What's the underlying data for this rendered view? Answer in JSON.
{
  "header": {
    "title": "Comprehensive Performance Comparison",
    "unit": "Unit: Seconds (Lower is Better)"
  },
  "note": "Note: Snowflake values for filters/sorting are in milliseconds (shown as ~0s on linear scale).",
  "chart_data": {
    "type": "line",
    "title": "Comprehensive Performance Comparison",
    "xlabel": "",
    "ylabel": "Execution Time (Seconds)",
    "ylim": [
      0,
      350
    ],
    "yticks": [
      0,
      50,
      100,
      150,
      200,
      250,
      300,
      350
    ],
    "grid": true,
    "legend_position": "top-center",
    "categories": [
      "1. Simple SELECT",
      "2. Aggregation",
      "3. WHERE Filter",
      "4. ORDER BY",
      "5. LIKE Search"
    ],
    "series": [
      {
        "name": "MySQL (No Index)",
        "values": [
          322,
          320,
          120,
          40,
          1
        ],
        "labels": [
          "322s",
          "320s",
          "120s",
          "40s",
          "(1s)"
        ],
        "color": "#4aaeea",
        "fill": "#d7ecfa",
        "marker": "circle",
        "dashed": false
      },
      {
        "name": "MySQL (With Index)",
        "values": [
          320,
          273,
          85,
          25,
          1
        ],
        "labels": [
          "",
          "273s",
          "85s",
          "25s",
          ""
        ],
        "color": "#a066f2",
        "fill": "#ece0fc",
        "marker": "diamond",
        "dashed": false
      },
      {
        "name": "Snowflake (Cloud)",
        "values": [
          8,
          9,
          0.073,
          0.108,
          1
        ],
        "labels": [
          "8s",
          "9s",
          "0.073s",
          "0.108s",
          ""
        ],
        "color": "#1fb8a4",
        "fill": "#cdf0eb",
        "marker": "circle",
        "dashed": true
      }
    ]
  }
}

**What the task requires:** Your task is to transcribe the listing above in full, exactly as given.

**Reply to the task:**
What's the underlying data for this rendered view? Answer in JSON.
{
  "header": {
    "title": "Comprehensive Performance Comparison",
    "unit": "Unit: Seconds (Lower is Better)"
  },
  "note": "Note: Snowflake values for filters/sorting are in milliseconds (shown as ~0s on linear scale).",
  "chart_data": {
    "type": "line",
    "title": "Comprehensive Performance Comparison",
    "xlabel": "",
    "ylabel": "Execution Time (Seconds)",
    "ylim": [
      0,
      350
    ],
    "yticks": [
      0,
      50,
      100,
      150,
      200,
      250,
      300,
      350
    ],
    "grid": true,
    "legend_position": "top-center",
    "categories": [
      "1. Simple SELECT",
      "2. Aggregation",
      "3. WHERE Filter",
      "4. ORDER BY",
      "5. LIKE Search"
    ],
    "series": [
      {
        "name": "MySQL (No Index)",
        "values": [
          322,
          320,
          120,
          40,
          1
        ],
        "labels": [
          "322s",
          "320s",
          "120s",
          "40s",
          "(1s)"
        ],
        "color": "#4aaeea",
        "fill": "#d7ecfa",
        "marker": "circle",
        "dashed": false
      },
      {
        "name": "MySQL (With Index)",
        "values": [
          320,
          273,
          85,
          25,
          1
        ],
        "labels": [
          "",
          "273s",
          "85s",
          "25s",
          ""
        ],
        "color": "#a066f2",
        "fill": "#ece0fc",
        "marker": "diamond",
        "dashed": false
      },
      {
        "name": "Snowflake (Cloud)",
        "values": [
          8,
          9,
          0.073,
          0.108,
          1
        ],
        "labels": [
          "8s",
          "9s",
          "0.073s",
          "0.108s",
          ""
        ],
        "color": "#1fb8a4",
        "fill": "#cdf0eb",
        "marker": "circle",
        "dashed": true
      }
    ]
  }
}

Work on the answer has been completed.